### Work to do
Copy out every line containing the word "note".

-.-.-

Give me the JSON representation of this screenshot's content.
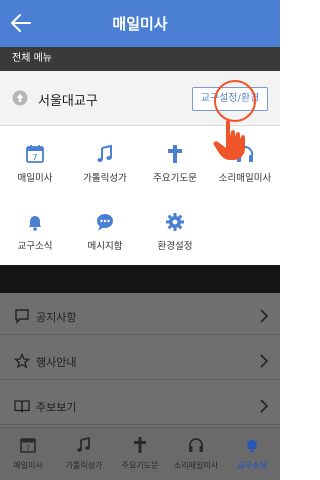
{
  "colors": {
    "header": "#4a7fd4",
    "accent": "#4a7fd4",
    "highlight": "#f0552a",
    "overlay": "#6f6f6f",
    "active_tab": "#2b56b8"
  },
  "header": {
    "title": "매일미사",
    "back_icon": "arrow-left-icon"
  },
  "section": {
    "title": "전체 메뉴"
  },
  "parish": {
    "name": "서울대교구",
    "button_label": "교구설정/환경",
    "icon": "arrow-up-circle-icon"
  },
  "grid": {
    "items": [
      {
        "label": "매일미사",
        "icon": "calendar-icon"
      },
      {
        "label": "가톨릭성가",
        "icon": "music-note-icon"
      },
      {
        "label": "주요기도문",
        "icon": "cross-icon"
      },
      {
        "label": "소리매일미사",
        "icon": "headphones-icon"
      },
      {
        "label": "교구소식",
        "icon": "bell-icon"
      },
      {
        "label": "메시지함",
        "icon": "chat-bubble-icon"
      },
      {
        "label": "환경설정",
        "icon": "gear-icon"
      }
    ]
  },
  "menu": {
    "items": [
      {
        "label": "공지사항",
        "icon": "message-square-icon"
      },
      {
        "label": "행사안내",
        "icon": "star-icon"
      },
      {
        "label": "주보보기",
        "icon": "book-icon"
      }
    ]
  },
  "tabbar": {
    "items": [
      {
        "label": "매일미사",
        "icon": "calendar-icon",
        "active": false
      },
      {
        "label": "가톨릭성가",
        "icon": "music-note-icon",
        "active": false
      },
      {
        "label": "주요기도문",
        "icon": "cross-icon",
        "active": false
      },
      {
        "label": "소리매일미사",
        "icon": "headphones-icon",
        "active": false
      },
      {
        "label": "교구소식",
        "icon": "bell-icon",
        "active": true
      }
    ]
  }
}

-.-.-

### Task output
        "icon": "music-note-icon"
        "icon": "music-note-icon",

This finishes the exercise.